Repeat the listing that follows, character for character, minus the pictures.

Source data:

--------------------------------

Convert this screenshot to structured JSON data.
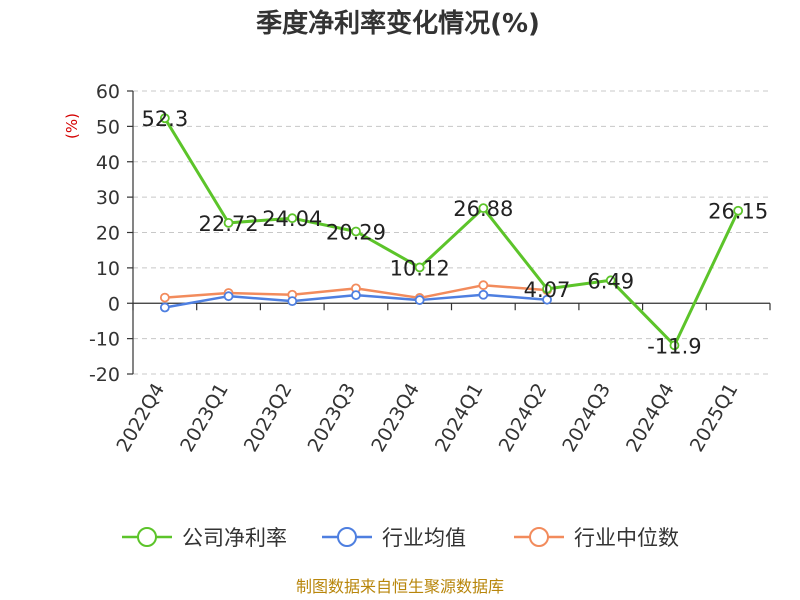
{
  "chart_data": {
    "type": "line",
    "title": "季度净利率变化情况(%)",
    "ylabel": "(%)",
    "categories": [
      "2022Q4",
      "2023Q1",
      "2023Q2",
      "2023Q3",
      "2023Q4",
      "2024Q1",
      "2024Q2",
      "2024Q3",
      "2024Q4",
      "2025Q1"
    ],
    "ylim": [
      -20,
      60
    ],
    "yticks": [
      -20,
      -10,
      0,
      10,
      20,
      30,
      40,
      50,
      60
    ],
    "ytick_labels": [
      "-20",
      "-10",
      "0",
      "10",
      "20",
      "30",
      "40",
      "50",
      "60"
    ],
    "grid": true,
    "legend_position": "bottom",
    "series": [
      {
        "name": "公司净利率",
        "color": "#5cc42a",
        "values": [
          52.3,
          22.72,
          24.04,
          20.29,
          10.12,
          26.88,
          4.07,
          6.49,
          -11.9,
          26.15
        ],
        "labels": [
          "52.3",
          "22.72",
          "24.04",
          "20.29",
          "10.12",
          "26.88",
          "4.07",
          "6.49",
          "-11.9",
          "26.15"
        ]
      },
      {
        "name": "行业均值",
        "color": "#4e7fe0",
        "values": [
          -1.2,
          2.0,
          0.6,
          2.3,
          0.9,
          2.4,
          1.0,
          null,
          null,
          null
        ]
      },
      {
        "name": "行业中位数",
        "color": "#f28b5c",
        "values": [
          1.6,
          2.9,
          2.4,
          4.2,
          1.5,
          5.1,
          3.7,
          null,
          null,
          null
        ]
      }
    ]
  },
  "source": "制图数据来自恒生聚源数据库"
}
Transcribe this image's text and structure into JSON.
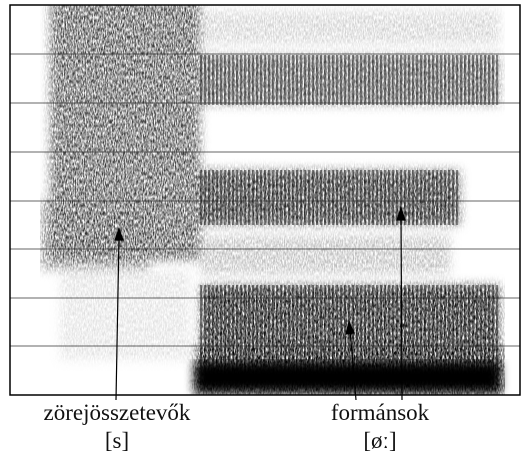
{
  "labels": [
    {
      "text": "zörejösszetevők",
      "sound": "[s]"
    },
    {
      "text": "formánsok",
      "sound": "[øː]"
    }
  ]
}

--------------------------------

▸ **Exercise response**
Convert this screenshot to structured JSON data.
{
  "chart_data": {
    "type": "line",
    "title": "季度净利率变化情况(%)",
    "ylabel": "(%)",
    "categories": [
      "2022Q4",
      "2023Q1",
      "2023Q2",
      "2023Q3",
      "2023Q4",
      "2024Q1",
      "2024Q2",
      "2024Q3",
      "2024Q4",
      "2025Q1"
    ],
    "ylim": [
      -20,
      60
    ],
    "yticks": [
      -20,
      -10,
      0,
      10,
      20,
      30,
      40,
      50,
      60
    ],
    "ytick_labels": [
      "-20",
      "-10",
      "0",
      "10",
      "20",
      "30",
      "40",
      "50",
      "60"
    ],
    "grid": true,
    "legend_position": "bottom",
    "series": [
      {
        "name": "公司净利率",
        "color": "#5cc42a",
        "values": [
          52.3,
          22.72,
          24.04,
          20.29,
          10.12,
          26.88,
          4.07,
          6.49,
          -11.9,
          26.15
        ],
        "labels": [
          "52.3",
          "22.72",
          "24.04",
          "20.29",
          "10.12",
          "26.88",
          "4.07",
          "6.49",
          "-11.9",
          "26.15"
        ]
      },
      {
        "name": "行业均值",
        "color": "#4e7fe0",
        "values": [
          -1.2,
          2.0,
          0.6,
          2.3,
          0.9,
          2.4,
          1.0,
          null,
          null,
          null
        ]
      },
      {
        "name": "行业中位数",
        "color": "#f28b5c",
        "values": [
          1.6,
          2.9,
          2.4,
          4.2,
          1.5,
          5.1,
          3.7,
          null,
          null,
          null
        ]
      }
    ]
  },
  "source": "制图数据来自恒生聚源数据库"
}
Transcribe this image's text and structure into JSON.
{
  "labels": [
    {
      "text": "zörejösszetevők",
      "sound": "[s]"
    },
    {
      "text": "formánsok",
      "sound": "[øː]"
    }
  ]
}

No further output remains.